### TASK DESCRIPTION
Tally the lines that contain the string "Angebote" and give the number by itself.

**** DATA SUPPLIED

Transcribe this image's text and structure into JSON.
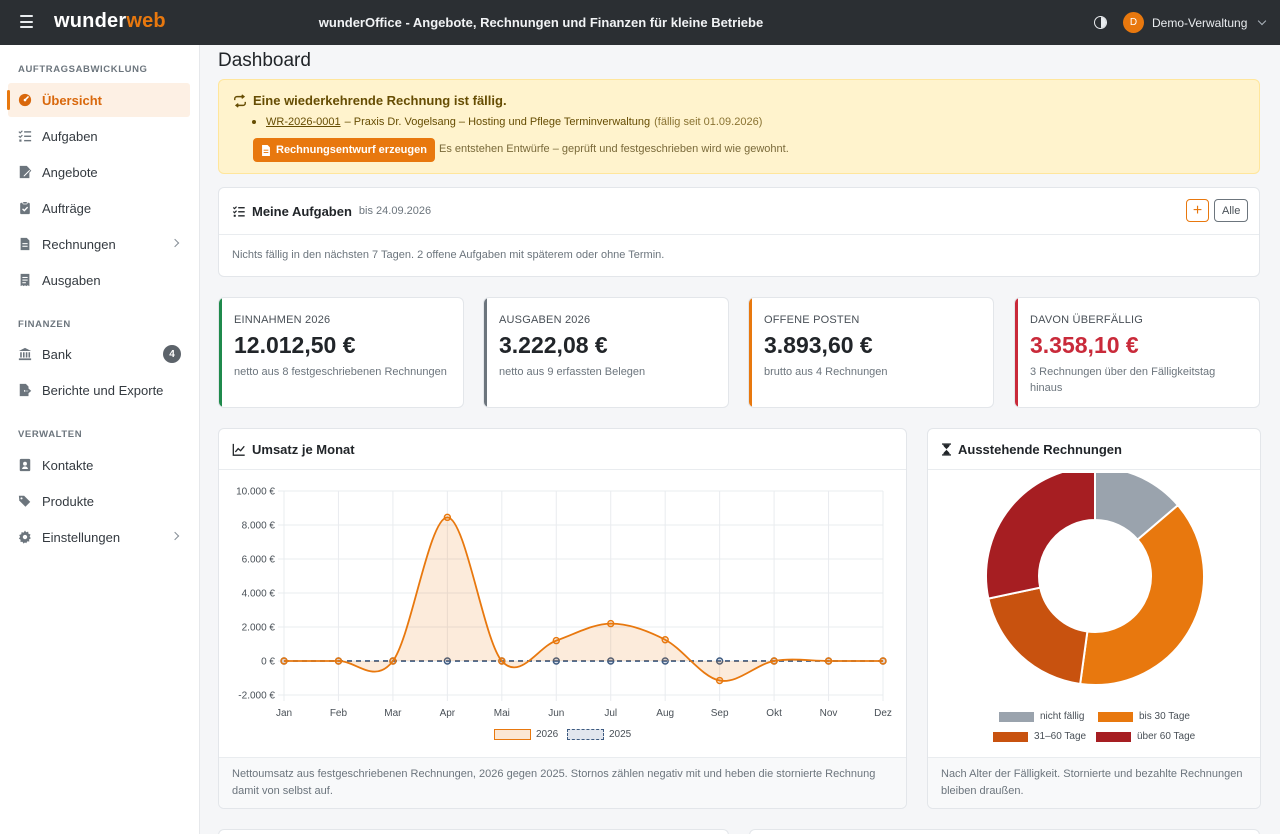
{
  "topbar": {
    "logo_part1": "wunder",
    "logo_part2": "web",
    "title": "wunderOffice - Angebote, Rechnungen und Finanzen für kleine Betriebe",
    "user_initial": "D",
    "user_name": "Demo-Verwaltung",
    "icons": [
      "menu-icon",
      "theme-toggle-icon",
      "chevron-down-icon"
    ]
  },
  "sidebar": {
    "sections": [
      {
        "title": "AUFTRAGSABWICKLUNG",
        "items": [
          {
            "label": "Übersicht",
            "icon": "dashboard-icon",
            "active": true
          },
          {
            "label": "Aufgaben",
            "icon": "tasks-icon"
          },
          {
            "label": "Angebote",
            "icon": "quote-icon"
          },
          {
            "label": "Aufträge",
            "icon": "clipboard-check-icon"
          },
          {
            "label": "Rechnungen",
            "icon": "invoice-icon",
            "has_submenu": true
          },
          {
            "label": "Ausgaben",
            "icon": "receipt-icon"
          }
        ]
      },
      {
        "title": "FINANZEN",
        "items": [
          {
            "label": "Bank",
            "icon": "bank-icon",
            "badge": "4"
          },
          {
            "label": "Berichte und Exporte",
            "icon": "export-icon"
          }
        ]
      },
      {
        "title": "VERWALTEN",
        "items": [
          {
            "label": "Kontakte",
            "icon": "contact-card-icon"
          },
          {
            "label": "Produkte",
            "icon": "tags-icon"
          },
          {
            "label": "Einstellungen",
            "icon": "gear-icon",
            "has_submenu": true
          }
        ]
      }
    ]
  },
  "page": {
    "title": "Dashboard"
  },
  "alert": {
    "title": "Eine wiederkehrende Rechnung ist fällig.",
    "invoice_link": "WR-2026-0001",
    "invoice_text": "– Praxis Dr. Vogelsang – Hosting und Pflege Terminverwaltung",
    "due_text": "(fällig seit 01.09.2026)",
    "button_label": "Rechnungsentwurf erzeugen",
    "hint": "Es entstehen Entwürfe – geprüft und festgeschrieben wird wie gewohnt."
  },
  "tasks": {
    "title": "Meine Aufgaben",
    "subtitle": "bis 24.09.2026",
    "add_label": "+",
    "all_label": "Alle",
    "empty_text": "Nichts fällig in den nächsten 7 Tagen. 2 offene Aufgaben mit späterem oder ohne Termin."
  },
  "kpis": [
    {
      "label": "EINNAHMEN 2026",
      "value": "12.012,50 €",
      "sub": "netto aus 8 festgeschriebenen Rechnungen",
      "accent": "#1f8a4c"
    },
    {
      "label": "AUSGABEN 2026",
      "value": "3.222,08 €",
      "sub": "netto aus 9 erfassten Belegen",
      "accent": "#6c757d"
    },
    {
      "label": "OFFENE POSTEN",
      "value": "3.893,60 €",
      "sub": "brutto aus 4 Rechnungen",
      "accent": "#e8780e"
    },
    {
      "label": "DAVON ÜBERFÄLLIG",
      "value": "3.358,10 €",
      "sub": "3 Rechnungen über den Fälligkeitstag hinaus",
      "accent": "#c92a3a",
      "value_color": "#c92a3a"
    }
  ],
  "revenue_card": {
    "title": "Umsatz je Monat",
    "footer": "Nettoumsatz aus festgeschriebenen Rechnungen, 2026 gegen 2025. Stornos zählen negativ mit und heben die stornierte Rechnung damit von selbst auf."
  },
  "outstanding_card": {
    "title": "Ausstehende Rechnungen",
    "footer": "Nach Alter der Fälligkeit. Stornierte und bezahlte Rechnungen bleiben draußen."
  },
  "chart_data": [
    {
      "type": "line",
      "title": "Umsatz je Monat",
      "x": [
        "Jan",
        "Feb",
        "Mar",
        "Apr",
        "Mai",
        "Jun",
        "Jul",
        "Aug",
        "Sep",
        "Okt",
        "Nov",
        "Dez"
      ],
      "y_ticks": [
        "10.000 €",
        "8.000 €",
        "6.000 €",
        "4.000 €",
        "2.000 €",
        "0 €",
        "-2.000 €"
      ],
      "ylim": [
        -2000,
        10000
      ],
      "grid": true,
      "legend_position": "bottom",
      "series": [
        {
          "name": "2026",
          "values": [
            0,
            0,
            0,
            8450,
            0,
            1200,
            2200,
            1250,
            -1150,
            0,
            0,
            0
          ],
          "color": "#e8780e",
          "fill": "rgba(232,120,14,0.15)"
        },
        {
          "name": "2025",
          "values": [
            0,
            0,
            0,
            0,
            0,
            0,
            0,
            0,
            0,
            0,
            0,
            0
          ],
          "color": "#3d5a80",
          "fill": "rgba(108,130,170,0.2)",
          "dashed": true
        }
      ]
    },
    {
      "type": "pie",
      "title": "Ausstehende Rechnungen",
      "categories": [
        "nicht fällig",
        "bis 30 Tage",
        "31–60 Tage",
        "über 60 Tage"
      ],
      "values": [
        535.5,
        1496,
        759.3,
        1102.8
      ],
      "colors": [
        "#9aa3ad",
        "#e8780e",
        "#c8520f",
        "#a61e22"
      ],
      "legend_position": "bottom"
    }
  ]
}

********

### RESPONSE BELOW
2